Set exercise — Each entry below should be reproduced character for character.

Given entries —

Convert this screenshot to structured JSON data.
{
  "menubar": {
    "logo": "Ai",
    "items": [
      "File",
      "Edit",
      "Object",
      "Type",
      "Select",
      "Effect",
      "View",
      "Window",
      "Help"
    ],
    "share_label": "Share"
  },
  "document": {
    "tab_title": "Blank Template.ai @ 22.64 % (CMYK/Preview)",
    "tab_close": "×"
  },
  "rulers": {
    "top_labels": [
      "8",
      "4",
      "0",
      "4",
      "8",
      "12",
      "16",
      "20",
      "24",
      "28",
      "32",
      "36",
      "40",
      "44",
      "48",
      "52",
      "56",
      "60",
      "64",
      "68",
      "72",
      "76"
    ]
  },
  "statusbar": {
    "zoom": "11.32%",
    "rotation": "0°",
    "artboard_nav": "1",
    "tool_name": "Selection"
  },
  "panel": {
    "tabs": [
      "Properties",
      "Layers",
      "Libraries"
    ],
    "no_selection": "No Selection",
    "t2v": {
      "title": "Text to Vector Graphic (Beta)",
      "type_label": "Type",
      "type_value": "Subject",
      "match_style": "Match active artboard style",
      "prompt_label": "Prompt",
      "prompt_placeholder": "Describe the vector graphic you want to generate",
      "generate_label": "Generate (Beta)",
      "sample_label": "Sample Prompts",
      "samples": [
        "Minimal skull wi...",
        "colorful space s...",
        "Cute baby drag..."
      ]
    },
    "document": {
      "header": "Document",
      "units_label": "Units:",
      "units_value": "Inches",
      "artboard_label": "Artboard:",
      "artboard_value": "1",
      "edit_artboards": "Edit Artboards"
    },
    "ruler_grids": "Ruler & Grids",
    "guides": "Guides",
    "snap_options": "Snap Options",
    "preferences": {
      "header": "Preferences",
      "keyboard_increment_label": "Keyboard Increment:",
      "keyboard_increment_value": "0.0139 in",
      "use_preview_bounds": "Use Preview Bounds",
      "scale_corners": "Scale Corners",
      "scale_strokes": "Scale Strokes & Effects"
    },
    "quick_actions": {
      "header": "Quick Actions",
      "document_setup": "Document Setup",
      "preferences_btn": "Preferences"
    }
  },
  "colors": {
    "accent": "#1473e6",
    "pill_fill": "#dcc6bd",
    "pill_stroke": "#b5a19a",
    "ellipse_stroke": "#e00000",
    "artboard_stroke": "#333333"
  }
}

Task answer —
Convert this screenshot to structured JSON data.
{
  "menubar": {
    "logo": "Ai",
    "items": [
      "File",
      "Edit",
      "Object",
      "Type",
      "Select",
      "Effect",
      "View",
      "Window",
      "Help"
    ],
    "share_label": "Share"
  },
  "document": {
    "tab_title": "Blank Template.ai @ 22.64 % (CMYK/Preview)",
    "tab_close": "×"
  },
  "rulers": {
    "top_labels": [
      "8",
      "4",
      "0",
      "4",
      "8",
      "12",
      "16",
      "20",
      "24",
      "28",
      "32",
      "36",
      "40",
      "44",
      "48",
      "52",
      "56",
      "60",
      "64",
      "68",
      "72",
      "76"
    ]
  },
  "statusbar": {
    "zoom": "11.32%",
    "rotation": "0°",
    "artboard_nav": "1",
    "tool_name": "Selection"
  },
  "panel": {
    "tabs": [
      "Properties",
      "Layers",
      "Libraries"
    ],
    "no_selection": "No Selection",
    "t2v": {
      "title": "Text to Vector Graphic (Beta)",
      "type_label": "Type",
      "type_value": "Subject",
      "match_style": "Match active artboard style",
      "prompt_label": "Prompt",
      "prompt_placeholder": "Describe the vector graphic you want to generate",
      "generate_label": "Generate (Beta)",
      "sample_label": "Sample Prompts",
      "samples": [
        "Minimal skull wi...",
        "colorful space s...",
        "Cute baby drag..."
      ]
    },
    "document": {
      "header": "Document",
      "units_label": "Units:",
      "units_value": "Inches",
      "artboard_label": "Artboard:",
      "artboard_value": "1",
      "edit_artboards": "Edit Artboards"
    },
    "ruler_grids": "Ruler & Grids",
    "guides": "Guides",
    "snap_options": "Snap Options",
    "preferences": {
      "header": "Preferences",
      "keyboard_increment_label": "Keyboard Increment:",
      "keyboard_increment_value": "0.0139 in",
      "use_preview_bounds": "Use Preview Bounds",
      "scale_corners": "Scale Corners",
      "scale_strokes": "Scale Strokes & Effects"
    },
    "quick_actions": {
      "header": "Quick Actions",
      "document_setup": "Document Setup",
      "preferences_btn": "Preferences"
    }
  },
  "colors": {
    "accent": "#1473e6",
    "pill_fill": "#dcc6bd",
    "pill_stroke": "#b5a19a",
    "ellipse_stroke": "#e00000",
    "artboard_stroke": "#333333"
  }
}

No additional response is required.